Exercise:
Copy the listing below line for line, keeping every character unchanged.

Data for processing:
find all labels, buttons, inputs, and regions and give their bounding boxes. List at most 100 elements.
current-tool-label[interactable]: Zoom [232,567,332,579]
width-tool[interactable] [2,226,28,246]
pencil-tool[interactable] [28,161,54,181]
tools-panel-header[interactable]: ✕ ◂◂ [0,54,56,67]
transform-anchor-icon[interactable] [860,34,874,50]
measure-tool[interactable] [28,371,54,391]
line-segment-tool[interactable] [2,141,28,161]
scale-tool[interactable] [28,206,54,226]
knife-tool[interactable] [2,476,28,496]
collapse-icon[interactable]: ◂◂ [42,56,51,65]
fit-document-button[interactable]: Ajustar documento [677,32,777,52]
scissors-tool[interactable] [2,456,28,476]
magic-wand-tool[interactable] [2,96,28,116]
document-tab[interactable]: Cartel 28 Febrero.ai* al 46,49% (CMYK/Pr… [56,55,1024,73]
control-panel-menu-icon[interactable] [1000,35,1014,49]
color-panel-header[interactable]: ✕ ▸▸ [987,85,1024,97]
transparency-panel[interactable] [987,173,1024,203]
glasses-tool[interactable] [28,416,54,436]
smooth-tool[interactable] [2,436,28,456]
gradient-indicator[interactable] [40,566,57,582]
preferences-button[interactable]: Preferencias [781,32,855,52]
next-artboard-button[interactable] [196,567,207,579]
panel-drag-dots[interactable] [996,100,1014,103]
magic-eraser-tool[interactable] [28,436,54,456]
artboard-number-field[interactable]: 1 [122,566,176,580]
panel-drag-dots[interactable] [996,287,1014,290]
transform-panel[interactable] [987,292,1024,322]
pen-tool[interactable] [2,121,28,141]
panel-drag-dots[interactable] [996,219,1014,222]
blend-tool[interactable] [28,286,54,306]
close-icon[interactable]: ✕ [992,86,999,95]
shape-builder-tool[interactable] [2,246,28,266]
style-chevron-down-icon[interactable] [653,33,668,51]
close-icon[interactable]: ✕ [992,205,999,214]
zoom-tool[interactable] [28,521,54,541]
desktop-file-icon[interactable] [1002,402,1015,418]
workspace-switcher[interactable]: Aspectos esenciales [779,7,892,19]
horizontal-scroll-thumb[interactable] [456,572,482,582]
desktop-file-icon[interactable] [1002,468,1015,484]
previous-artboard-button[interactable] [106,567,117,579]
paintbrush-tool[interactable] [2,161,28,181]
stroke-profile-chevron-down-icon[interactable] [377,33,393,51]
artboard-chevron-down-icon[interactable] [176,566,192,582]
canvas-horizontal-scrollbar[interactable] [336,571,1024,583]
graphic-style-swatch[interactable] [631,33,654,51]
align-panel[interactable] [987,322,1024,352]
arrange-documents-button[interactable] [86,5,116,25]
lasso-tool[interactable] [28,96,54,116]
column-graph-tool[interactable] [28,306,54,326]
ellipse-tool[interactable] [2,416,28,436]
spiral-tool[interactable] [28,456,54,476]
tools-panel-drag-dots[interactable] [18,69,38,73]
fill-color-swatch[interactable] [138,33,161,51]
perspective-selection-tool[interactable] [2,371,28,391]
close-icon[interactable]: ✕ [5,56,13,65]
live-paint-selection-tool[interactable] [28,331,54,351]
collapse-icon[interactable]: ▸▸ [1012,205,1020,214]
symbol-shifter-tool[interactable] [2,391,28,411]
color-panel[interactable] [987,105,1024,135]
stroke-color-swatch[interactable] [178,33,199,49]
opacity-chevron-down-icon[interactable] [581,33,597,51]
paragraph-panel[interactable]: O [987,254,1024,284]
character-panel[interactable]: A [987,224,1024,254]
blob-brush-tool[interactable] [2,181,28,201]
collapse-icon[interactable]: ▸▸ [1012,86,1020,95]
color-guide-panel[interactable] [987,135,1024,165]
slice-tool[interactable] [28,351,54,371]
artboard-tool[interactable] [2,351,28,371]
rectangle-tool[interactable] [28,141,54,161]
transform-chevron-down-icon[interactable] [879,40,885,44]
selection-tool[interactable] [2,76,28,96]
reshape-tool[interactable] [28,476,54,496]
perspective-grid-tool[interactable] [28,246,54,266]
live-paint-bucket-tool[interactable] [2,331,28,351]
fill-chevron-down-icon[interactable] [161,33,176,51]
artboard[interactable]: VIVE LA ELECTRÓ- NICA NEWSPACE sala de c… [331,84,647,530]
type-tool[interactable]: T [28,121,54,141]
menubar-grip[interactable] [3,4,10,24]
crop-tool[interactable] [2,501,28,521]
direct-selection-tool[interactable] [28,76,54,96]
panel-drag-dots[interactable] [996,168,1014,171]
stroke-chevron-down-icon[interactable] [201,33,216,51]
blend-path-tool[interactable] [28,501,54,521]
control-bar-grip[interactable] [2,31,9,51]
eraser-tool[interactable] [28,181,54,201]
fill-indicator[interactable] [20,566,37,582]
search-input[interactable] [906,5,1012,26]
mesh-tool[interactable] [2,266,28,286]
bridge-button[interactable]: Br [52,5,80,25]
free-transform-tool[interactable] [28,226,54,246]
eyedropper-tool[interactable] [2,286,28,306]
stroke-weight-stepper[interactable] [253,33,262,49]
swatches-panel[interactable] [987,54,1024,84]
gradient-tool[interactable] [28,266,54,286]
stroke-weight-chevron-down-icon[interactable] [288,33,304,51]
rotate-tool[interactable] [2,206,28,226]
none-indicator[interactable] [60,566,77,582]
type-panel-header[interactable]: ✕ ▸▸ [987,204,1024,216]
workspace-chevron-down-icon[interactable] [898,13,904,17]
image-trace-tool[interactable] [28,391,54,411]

Answer to this task:
find all labels, buttons, inputs, and regions and give their bounding boxes. List at most 100 elements.
current-tool-label[interactable]: Zoom [232,567,332,579]
width-tool[interactable] [2,226,28,246]
pencil-tool[interactable] [28,161,54,181]
tools-panel-header[interactable]: ✕ ◂◂ [0,54,56,67]
transform-anchor-icon[interactable] [860,34,874,50]
measure-tool[interactable] [28,371,54,391]
line-segment-tool[interactable] [2,141,28,161]
scale-tool[interactable] [28,206,54,226]
knife-tool[interactable] [2,476,28,496]
collapse-icon[interactable]: ◂◂ [42,56,51,65]
fit-document-button[interactable]: Ajustar documento [677,32,777,52]
scissors-tool[interactable] [2,456,28,476]
magic-wand-tool[interactable] [2,96,28,116]
document-tab[interactable]: Cartel 28 Febrero.ai* al 46,49% (CMYK/Pr… [56,55,1024,73]
control-panel-menu-icon[interactable] [1000,35,1014,49]
color-panel-header[interactable]: ✕ ▸▸ [987,85,1024,97]
transparency-panel[interactable] [987,173,1024,203]
glasses-tool[interactable] [28,416,54,436]
smooth-tool[interactable] [2,436,28,456]
gradient-indicator[interactable] [40,566,57,582]
preferences-button[interactable]: Preferencias [781,32,855,52]
next-artboard-button[interactable] [196,567,207,579]
panel-drag-dots[interactable] [996,100,1014,103]
magic-eraser-tool[interactable] [28,436,54,456]
artboard-number-field[interactable]: 1 [122,566,176,580]
panel-drag-dots[interactable] [996,287,1014,290]
transform-panel[interactable] [987,292,1024,322]
pen-tool[interactable] [2,121,28,141]
panel-drag-dots[interactable] [996,219,1014,222]
blend-tool[interactable] [28,286,54,306]
close-icon[interactable]: ✕ [992,86,999,95]
shape-builder-tool[interactable] [2,246,28,266]
style-chevron-down-icon[interactable] [653,33,668,51]
close-icon[interactable]: ✕ [992,205,999,214]
zoom-tool[interactable] [28,521,54,541]
desktop-file-icon[interactable] [1002,402,1015,418]
workspace-switcher[interactable]: Aspectos esenciales [779,7,892,19]
horizontal-scroll-thumb[interactable] [456,572,482,582]
desktop-file-icon[interactable] [1002,468,1015,484]
previous-artboard-button[interactable] [106,567,117,579]
paintbrush-tool[interactable] [2,161,28,181]
stroke-profile-chevron-down-icon[interactable] [377,33,393,51]
artboard-chevron-down-icon[interactable] [176,566,192,582]
canvas-horizontal-scrollbar[interactable] [336,571,1024,583]
graphic-style-swatch[interactable] [631,33,654,51]
align-panel[interactable] [987,322,1024,352]
arrange-documents-button[interactable] [86,5,116,25]
lasso-tool[interactable] [28,96,54,116]
column-graph-tool[interactable] [28,306,54,326]
ellipse-tool[interactable] [2,416,28,436]
spiral-tool[interactable] [28,456,54,476]
tools-panel-drag-dots[interactable] [18,69,38,73]
fill-color-swatch[interactable] [138,33,161,51]
perspective-selection-tool[interactable] [2,371,28,391]
close-icon[interactable]: ✕ [5,56,13,65]
live-paint-selection-tool[interactable] [28,331,54,351]
collapse-icon[interactable]: ▸▸ [1012,205,1020,214]
symbol-shifter-tool[interactable] [2,391,28,411]
color-panel[interactable] [987,105,1024,135]
stroke-color-swatch[interactable] [178,33,199,49]
opacity-chevron-down-icon[interactable] [581,33,597,51]
paragraph-panel[interactable]: O [987,254,1024,284]
character-panel[interactable]: A [987,224,1024,254]
blob-brush-tool[interactable] [2,181,28,201]
collapse-icon[interactable]: ▸▸ [1012,86,1020,95]
color-guide-panel[interactable] [987,135,1024,165]
slice-tool[interactable] [28,351,54,371]
artboard-tool[interactable] [2,351,28,371]
rectangle-tool[interactable] [28,141,54,161]
transform-chevron-down-icon[interactable] [879,40,885,44]
selection-tool[interactable] [2,76,28,96]
reshape-tool[interactable] [28,476,54,496]
perspective-grid-tool[interactable] [28,246,54,266]
live-paint-bucket-tool[interactable] [2,331,28,351]
fill-chevron-down-icon[interactable] [161,33,176,51]
artboard[interactable]: VIVE LA ELECTRÓ- NICA NEWSPACE sala de c… [331,84,647,530]
type-tool[interactable]: T [28,121,54,141]
menubar-grip[interactable] [3,4,10,24]
crop-tool[interactable] [2,501,28,521]
direct-selection-tool[interactable] [28,76,54,96]
panel-drag-dots[interactable] [996,168,1014,171]
stroke-chevron-down-icon[interactable] [201,33,216,51]
blend-path-tool[interactable] [28,501,54,521]
control-bar-grip[interactable] [2,31,9,51]
eraser-tool[interactable] [28,181,54,201]
fill-indicator[interactable] [20,566,37,582]
search-input[interactable] [906,5,1012,26]
mesh-tool[interactable] [2,266,28,286]
bridge-button[interactable]: Br [52,5,80,25]
free-transform-tool[interactable] [28,226,54,246]
eyedropper-tool[interactable] [2,286,28,306]
stroke-weight-stepper[interactable] [253,33,262,49]
swatches-panel[interactable] [987,54,1024,84]
gradient-tool[interactable] [28,266,54,286]
stroke-weight-chevron-down-icon[interactable] [288,33,304,51]
rotate-tool[interactable] [2,206,28,226]
none-indicator[interactable] [60,566,77,582]
type-panel-header[interactable]: ✕ ▸▸ [987,204,1024,216]
workspace-chevron-down-icon[interactable] [898,13,904,17]
image-trace-tool[interactable] [28,391,54,411]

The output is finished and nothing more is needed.